Exercise description: Where a line holds the word "Antica", copy that line.

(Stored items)
- - - -

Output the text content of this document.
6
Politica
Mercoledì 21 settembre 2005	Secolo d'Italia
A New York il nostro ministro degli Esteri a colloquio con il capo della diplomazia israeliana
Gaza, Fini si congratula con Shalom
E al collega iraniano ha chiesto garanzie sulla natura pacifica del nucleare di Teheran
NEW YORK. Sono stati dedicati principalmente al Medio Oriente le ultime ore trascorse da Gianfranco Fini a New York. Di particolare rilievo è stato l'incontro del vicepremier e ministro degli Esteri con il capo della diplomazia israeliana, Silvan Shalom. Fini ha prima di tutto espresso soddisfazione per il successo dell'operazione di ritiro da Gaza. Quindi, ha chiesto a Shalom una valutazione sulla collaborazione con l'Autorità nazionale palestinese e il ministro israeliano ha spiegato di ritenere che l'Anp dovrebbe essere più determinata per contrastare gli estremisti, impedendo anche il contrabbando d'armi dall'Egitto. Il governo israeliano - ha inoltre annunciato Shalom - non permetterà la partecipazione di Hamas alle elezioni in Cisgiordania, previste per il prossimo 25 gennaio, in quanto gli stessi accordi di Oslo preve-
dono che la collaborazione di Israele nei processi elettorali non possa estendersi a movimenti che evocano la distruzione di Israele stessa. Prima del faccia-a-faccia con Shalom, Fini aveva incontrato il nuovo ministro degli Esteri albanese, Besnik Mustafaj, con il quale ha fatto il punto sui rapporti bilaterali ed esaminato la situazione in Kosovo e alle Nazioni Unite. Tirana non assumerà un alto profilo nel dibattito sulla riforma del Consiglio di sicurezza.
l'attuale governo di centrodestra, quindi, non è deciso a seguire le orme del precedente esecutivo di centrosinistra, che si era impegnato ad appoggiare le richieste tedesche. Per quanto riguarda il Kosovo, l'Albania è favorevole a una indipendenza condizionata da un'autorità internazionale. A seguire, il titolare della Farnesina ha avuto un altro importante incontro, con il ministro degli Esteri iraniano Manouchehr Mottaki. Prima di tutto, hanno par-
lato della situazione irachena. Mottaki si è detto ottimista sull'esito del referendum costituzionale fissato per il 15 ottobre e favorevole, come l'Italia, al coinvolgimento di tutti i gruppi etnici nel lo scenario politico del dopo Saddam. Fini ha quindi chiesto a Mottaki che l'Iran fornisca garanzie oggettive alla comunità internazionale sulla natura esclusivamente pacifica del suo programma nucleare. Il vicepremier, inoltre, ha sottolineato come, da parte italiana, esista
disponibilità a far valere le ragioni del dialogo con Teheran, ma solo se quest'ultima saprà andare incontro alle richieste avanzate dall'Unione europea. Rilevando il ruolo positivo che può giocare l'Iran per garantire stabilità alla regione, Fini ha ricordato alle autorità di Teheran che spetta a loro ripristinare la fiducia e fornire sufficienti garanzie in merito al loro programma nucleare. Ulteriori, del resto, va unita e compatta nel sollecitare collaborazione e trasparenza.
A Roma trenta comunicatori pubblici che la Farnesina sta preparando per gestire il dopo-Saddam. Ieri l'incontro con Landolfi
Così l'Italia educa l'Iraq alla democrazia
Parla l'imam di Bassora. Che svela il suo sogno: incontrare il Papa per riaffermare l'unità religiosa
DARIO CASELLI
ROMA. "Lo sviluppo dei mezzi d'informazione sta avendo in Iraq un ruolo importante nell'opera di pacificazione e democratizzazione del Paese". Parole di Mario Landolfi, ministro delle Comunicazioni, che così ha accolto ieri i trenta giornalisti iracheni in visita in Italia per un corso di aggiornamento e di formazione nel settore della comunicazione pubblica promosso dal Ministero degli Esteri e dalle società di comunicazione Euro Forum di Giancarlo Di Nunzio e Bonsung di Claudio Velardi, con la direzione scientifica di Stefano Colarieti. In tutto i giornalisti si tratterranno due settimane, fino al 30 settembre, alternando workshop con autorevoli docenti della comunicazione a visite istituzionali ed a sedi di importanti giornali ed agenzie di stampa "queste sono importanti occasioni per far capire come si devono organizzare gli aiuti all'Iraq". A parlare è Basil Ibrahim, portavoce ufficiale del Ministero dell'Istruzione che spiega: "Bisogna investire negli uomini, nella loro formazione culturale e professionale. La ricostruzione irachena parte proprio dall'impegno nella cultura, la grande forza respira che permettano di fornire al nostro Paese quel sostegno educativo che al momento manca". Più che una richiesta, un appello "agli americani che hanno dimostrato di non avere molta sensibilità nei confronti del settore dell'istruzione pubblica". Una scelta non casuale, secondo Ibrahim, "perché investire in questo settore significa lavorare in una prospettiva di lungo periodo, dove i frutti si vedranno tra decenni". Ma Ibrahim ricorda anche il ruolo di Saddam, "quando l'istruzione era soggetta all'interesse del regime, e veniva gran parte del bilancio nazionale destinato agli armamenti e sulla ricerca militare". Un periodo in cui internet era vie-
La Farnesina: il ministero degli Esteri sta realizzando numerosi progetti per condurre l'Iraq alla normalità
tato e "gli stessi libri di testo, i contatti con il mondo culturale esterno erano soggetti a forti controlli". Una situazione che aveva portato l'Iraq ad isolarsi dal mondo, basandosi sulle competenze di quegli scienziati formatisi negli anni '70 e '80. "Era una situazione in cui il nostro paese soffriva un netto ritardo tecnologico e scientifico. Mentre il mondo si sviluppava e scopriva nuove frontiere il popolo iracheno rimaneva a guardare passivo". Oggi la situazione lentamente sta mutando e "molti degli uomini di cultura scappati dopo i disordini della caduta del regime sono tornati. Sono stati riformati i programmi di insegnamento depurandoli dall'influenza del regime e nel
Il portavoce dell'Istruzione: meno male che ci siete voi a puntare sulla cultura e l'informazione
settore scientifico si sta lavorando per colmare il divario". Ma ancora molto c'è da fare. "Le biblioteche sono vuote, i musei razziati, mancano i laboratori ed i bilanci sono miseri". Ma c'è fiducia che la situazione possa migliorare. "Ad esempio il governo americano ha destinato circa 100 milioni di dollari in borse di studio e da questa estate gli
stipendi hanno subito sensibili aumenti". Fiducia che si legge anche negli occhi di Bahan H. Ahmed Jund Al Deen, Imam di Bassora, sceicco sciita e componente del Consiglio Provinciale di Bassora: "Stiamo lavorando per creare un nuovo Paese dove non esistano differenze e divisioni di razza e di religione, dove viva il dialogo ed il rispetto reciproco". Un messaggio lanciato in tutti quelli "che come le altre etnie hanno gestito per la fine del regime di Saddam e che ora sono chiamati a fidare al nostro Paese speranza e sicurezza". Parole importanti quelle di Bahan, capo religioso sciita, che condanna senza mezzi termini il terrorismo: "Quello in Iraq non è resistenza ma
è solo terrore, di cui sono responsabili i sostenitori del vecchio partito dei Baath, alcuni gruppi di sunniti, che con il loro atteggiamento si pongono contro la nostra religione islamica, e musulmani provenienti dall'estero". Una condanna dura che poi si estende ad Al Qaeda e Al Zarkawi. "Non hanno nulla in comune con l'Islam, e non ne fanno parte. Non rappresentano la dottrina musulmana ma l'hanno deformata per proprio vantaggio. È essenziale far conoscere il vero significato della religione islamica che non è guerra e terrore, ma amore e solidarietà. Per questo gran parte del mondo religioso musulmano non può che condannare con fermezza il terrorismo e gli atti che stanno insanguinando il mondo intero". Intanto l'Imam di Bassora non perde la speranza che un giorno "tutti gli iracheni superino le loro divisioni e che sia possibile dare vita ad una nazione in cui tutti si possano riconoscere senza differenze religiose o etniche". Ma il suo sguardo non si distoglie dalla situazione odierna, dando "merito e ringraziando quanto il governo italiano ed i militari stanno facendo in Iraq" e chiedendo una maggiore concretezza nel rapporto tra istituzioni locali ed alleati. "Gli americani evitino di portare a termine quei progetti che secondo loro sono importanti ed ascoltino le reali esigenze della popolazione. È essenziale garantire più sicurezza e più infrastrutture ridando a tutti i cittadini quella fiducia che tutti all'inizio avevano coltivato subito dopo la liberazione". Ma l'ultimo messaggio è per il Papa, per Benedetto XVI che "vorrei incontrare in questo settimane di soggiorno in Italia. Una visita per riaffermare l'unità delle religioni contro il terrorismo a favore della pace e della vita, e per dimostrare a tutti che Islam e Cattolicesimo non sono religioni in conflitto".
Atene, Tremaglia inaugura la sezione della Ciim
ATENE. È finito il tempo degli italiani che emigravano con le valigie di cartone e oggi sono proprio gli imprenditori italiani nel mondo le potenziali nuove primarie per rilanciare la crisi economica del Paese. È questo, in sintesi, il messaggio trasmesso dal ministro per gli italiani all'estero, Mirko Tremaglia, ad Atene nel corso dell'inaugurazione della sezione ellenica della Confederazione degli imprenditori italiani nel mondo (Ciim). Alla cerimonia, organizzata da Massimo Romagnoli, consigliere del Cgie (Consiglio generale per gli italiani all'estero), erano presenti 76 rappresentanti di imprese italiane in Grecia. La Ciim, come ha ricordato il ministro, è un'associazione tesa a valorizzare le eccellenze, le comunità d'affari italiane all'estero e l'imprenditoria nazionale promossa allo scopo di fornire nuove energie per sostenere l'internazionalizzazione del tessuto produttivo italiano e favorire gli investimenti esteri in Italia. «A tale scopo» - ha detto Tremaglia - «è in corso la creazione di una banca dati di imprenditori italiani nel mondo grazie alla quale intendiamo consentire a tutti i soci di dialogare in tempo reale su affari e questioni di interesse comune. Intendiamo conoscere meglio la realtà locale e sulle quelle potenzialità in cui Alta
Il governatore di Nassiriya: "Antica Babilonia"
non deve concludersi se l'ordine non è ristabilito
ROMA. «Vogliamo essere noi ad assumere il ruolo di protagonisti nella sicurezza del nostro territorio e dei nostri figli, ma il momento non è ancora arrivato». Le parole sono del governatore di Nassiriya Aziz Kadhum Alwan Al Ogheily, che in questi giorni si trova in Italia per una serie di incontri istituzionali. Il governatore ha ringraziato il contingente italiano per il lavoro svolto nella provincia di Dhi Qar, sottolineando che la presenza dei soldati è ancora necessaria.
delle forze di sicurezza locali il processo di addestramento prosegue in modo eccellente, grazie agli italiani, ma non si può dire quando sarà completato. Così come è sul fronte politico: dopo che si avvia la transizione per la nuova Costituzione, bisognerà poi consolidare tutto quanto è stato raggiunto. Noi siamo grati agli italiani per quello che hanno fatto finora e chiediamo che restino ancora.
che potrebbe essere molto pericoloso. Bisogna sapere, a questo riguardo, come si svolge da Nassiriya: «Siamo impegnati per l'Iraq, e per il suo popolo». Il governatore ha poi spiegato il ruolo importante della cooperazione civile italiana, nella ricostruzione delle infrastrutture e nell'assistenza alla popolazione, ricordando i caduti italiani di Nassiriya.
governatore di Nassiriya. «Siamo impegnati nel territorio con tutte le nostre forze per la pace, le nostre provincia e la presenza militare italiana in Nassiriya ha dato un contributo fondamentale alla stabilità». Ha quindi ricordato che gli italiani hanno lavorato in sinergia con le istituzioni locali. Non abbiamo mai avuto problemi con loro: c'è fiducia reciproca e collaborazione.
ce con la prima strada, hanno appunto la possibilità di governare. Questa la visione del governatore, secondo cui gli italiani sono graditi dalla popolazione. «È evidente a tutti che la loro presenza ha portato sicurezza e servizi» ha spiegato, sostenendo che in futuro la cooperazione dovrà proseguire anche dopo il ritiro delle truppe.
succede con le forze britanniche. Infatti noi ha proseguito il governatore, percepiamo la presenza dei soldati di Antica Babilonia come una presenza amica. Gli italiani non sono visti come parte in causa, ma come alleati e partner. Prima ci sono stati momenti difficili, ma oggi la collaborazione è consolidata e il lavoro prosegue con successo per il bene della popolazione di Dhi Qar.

- - - -

Result for this task:
Il governatore di Nassiriya: "Antica Babilonia"
succede con le forze britanniche. Infatti noi ha proseguito il governatore, percepiamo la presenza dei soldati di Antica Babilonia come una presenza amica. Gli italiani non sono visti come parte in causa, ma come alleati e partner. Prima ci sono stati momenti difficili, ma oggi la collaborazione è consolidata e il lavoro prosegue con successo per il bene della popolazione di Dhi Qar.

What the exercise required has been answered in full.